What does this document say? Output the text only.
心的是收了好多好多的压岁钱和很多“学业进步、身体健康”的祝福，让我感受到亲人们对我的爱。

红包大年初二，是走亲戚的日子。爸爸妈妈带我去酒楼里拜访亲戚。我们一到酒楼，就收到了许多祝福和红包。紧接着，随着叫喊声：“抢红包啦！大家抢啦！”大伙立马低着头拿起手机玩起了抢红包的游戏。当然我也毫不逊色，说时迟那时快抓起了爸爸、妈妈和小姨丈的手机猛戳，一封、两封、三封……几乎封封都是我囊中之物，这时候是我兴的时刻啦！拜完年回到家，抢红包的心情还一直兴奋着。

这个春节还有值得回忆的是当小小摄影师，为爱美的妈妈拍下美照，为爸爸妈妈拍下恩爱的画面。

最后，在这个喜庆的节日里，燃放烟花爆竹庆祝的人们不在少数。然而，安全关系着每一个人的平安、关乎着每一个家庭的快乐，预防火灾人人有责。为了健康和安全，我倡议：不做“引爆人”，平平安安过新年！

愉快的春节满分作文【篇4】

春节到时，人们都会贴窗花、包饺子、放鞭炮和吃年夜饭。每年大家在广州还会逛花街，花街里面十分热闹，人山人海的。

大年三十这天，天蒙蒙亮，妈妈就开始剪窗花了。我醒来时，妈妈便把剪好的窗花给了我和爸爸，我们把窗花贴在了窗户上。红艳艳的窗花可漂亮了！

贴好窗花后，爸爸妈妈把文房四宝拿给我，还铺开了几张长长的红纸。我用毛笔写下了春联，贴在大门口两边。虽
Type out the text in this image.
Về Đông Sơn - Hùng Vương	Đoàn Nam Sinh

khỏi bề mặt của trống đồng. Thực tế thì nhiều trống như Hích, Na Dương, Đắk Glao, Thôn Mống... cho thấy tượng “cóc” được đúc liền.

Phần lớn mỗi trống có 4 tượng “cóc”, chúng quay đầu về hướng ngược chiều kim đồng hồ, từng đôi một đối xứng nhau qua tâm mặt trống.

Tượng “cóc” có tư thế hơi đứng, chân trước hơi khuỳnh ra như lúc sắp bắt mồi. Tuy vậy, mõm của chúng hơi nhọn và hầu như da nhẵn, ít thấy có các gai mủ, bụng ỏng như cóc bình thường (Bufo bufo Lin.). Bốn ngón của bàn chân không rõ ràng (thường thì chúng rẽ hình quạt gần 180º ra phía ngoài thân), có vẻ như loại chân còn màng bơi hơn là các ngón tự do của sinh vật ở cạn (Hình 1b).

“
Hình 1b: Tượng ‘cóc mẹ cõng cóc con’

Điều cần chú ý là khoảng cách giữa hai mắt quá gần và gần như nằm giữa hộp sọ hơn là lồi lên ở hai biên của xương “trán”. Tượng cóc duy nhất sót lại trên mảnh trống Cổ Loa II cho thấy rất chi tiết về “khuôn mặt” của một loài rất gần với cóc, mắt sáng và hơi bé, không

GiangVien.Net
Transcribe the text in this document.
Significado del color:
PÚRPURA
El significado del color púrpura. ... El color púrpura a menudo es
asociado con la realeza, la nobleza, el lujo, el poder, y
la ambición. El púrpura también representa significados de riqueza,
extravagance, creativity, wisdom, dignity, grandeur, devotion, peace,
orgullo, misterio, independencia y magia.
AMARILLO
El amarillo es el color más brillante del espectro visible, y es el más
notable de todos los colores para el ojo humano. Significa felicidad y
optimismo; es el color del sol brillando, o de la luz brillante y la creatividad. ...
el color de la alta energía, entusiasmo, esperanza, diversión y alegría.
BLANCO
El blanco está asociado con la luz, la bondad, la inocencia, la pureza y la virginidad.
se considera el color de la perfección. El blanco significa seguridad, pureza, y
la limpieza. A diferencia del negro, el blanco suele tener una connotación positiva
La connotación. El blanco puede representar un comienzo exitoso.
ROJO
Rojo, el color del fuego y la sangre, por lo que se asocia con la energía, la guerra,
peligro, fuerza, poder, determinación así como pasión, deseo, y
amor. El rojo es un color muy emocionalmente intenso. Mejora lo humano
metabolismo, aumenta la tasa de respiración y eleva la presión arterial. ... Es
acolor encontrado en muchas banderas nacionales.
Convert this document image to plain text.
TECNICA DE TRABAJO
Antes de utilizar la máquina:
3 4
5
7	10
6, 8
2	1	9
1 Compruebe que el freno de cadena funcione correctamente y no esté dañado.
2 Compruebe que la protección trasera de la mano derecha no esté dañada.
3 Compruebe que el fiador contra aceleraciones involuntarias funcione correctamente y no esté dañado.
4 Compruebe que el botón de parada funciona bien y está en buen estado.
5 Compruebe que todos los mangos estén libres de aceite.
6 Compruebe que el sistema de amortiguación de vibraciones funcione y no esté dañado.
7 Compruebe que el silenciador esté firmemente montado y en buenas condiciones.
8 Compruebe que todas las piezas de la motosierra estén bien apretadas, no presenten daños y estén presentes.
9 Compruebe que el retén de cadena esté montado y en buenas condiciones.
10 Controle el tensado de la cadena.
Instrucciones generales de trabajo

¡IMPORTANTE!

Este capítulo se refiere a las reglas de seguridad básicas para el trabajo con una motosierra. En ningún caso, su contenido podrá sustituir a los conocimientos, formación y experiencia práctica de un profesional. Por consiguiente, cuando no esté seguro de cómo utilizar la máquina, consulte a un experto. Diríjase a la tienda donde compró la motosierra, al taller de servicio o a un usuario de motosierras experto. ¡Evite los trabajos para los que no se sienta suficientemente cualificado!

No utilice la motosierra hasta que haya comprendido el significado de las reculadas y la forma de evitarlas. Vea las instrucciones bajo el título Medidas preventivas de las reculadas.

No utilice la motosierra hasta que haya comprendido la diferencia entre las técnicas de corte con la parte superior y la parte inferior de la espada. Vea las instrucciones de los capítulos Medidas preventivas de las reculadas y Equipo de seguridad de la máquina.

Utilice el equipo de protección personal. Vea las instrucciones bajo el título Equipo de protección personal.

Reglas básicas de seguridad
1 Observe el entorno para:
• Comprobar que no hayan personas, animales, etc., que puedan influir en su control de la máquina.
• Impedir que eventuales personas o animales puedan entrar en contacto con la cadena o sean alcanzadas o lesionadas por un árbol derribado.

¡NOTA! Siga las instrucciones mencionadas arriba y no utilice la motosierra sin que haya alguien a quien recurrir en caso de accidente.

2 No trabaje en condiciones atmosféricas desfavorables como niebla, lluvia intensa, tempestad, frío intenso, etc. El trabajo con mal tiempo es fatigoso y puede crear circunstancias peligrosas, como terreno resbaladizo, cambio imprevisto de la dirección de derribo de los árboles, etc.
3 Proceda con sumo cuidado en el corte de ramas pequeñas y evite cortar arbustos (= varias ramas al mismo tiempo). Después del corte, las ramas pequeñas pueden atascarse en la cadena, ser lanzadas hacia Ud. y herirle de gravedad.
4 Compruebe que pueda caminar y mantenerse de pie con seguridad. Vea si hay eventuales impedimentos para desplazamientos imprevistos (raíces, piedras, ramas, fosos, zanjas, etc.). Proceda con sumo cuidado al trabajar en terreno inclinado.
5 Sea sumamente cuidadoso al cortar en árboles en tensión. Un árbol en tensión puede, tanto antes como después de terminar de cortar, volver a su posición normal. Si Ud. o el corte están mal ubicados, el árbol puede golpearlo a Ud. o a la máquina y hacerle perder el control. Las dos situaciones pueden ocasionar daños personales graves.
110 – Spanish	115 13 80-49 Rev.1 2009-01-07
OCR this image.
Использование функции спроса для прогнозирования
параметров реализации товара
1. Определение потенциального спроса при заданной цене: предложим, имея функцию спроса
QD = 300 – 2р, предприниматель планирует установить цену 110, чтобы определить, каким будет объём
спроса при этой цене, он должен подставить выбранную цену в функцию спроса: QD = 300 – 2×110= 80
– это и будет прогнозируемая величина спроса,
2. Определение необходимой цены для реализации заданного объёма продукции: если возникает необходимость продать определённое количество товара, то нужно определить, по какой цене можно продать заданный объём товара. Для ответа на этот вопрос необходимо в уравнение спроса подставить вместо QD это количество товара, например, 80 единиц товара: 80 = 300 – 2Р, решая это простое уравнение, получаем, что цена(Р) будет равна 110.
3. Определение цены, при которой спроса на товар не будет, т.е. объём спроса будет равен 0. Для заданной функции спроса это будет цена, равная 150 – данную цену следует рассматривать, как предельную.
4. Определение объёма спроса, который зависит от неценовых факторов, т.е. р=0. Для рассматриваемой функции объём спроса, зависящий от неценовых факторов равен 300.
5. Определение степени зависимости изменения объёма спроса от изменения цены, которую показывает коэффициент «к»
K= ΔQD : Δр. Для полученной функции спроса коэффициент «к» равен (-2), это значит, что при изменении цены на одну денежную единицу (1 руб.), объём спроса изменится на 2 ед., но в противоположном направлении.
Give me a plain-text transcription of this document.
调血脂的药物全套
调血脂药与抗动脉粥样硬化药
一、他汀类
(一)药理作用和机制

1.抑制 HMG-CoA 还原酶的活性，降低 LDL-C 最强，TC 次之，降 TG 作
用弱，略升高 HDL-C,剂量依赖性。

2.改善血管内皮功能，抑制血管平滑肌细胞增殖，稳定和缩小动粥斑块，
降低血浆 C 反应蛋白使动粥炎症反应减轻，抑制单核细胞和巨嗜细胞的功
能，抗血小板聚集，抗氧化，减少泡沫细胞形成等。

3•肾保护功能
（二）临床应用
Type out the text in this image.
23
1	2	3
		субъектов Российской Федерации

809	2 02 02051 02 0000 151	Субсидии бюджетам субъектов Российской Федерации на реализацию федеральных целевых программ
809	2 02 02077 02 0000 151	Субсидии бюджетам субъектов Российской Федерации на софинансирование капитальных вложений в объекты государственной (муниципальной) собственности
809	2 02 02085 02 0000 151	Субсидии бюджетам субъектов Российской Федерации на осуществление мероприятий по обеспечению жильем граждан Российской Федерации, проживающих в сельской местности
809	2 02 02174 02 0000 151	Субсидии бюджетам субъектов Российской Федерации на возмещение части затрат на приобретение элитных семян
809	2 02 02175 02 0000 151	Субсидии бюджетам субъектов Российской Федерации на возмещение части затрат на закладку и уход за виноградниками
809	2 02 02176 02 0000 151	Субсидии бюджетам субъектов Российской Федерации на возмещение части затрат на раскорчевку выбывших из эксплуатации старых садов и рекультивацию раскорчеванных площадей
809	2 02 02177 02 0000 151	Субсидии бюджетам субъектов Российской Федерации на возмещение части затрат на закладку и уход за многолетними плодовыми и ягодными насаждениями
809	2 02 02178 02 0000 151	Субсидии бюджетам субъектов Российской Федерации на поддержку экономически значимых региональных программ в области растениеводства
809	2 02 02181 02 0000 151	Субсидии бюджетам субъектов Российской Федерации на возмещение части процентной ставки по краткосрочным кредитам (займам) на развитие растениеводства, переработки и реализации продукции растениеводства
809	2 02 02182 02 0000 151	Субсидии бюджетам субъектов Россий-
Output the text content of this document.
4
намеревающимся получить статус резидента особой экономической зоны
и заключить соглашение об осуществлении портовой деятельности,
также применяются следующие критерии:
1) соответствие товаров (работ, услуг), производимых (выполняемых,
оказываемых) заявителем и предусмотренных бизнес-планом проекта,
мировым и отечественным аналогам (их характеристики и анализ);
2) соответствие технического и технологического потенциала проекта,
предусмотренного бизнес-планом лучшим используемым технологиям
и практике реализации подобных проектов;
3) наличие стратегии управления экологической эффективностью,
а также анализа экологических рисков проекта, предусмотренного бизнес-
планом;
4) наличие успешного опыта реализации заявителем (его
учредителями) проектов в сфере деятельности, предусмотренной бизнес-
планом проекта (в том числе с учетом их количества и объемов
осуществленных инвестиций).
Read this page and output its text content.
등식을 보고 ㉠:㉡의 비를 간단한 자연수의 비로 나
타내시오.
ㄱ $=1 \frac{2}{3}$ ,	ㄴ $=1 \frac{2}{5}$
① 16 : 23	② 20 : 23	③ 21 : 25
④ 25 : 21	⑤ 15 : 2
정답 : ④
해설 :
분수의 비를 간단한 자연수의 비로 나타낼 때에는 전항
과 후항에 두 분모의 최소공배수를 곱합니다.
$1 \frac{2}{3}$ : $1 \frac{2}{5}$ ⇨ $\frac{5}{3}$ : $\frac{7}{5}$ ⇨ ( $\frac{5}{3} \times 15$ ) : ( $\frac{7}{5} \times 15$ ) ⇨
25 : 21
.....
[JOB]: The answer is the number of lines in the preceding material that hold "hasta"; write that number and nothing else.

[PROBLEM SOLUTION]: 2